Task goal: Extract every entry word for word.
=== The input ===
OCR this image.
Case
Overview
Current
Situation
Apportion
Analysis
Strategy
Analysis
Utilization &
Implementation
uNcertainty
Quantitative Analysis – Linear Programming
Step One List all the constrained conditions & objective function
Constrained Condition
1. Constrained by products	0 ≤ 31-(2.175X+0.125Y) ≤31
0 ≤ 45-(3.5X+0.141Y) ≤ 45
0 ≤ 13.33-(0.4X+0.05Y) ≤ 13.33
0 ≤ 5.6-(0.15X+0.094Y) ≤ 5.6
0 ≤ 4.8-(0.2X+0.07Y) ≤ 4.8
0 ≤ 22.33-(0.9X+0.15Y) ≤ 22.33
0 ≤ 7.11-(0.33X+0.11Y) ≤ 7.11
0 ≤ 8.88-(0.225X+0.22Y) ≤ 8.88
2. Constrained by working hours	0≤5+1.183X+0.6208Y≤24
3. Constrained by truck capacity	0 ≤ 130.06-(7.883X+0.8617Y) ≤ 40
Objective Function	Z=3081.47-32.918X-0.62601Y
===
Expected output:
OCR this image.
Case
Overview
Current
Situation
Apportion
Analysis
Strategy
Analysis
Utilization &
Implementation
uNcertainty
Quantitative Analysis – Linear Programming
Step One List all the constrained conditions & objective function
Constrained Condition
1. Constrained by products	0 ≤ 31-(2.175X+0.125Y) ≤31
0 ≤ 45-(3.5X+0.141Y) ≤ 45
0 ≤ 13.33-(0.4X+0.05Y) ≤ 13.33
0 ≤ 5.6-(0.15X+0.094Y) ≤ 5.6
0 ≤ 4.8-(0.2X+0.07Y) ≤ 4.8
0 ≤ 22.33-(0.9X+0.15Y) ≤ 22.33
0 ≤ 7.11-(0.33X+0.11Y) ≤ 7.11
0 ≤ 8.88-(0.225X+0.22Y) ≤ 8.88
2. Constrained by working hours	0≤5+1.183X+0.6208Y≤24
3. Constrained by truck capacity	0 ≤ 130.06-(7.883X+0.8617Y) ≤ 40
Objective Function	Z=3081.47-32.918X-0.62601Y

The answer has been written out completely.